**Task description**.
What is the number of lines in the entries that include the word "CreateRandomBlob"? Respond with the number only.

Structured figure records
/---
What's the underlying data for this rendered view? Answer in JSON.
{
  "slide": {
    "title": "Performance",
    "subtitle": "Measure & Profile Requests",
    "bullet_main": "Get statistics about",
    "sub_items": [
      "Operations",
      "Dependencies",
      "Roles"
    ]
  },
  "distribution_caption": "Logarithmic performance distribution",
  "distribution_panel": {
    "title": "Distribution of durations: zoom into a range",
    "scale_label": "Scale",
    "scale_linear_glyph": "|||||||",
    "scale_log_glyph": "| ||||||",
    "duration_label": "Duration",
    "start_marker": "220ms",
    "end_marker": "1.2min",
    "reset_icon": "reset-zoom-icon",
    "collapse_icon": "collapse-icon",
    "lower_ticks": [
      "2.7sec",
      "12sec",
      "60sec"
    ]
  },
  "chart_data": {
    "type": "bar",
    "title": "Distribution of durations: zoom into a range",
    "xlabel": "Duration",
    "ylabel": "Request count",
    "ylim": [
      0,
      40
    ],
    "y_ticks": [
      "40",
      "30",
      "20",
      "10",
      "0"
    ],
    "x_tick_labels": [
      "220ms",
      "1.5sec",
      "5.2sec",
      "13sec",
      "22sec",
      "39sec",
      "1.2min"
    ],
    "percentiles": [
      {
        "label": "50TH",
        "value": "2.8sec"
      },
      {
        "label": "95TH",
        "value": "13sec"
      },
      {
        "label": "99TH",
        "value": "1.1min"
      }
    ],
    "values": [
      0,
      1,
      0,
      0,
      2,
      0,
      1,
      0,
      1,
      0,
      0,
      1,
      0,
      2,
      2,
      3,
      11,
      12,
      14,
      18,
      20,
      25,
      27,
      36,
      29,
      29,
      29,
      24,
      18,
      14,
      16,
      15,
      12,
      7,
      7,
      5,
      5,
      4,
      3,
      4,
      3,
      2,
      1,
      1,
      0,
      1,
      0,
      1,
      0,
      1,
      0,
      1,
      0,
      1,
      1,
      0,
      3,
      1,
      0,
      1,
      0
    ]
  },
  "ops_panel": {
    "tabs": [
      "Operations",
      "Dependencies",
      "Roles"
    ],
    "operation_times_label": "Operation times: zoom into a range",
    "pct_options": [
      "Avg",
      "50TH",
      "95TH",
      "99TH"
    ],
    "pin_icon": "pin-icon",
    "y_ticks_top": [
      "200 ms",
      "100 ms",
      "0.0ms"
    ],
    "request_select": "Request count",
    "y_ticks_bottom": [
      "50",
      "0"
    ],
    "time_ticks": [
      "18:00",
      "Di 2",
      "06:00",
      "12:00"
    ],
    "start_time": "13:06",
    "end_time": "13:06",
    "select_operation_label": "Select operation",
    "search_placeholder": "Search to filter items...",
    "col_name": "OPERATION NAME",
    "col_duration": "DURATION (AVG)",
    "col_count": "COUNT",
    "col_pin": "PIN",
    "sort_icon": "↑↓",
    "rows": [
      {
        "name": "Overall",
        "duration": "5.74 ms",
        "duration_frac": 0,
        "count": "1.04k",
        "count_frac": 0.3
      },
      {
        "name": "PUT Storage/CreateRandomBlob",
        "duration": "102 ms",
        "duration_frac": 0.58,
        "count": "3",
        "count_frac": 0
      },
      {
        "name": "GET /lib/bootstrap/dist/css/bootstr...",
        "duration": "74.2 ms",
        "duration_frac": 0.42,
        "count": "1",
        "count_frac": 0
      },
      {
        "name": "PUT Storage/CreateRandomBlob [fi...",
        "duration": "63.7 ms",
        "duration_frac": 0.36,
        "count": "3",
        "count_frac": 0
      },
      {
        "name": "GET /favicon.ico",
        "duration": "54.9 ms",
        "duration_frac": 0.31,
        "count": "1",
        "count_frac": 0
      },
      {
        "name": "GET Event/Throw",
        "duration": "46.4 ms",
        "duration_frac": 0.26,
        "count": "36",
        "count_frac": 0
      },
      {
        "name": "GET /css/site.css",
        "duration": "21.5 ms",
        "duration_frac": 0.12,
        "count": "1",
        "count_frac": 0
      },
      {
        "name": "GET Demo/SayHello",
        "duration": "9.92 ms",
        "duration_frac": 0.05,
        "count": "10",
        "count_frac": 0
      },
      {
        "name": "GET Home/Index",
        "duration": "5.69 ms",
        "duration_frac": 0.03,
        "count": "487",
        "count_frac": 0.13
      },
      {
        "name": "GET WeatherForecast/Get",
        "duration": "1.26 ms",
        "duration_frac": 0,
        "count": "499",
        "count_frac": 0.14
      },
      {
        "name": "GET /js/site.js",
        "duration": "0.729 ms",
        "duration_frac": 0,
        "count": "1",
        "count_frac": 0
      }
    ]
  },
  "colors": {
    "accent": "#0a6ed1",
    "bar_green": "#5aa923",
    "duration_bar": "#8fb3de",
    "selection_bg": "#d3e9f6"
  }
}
\---
**Exercise result**.
2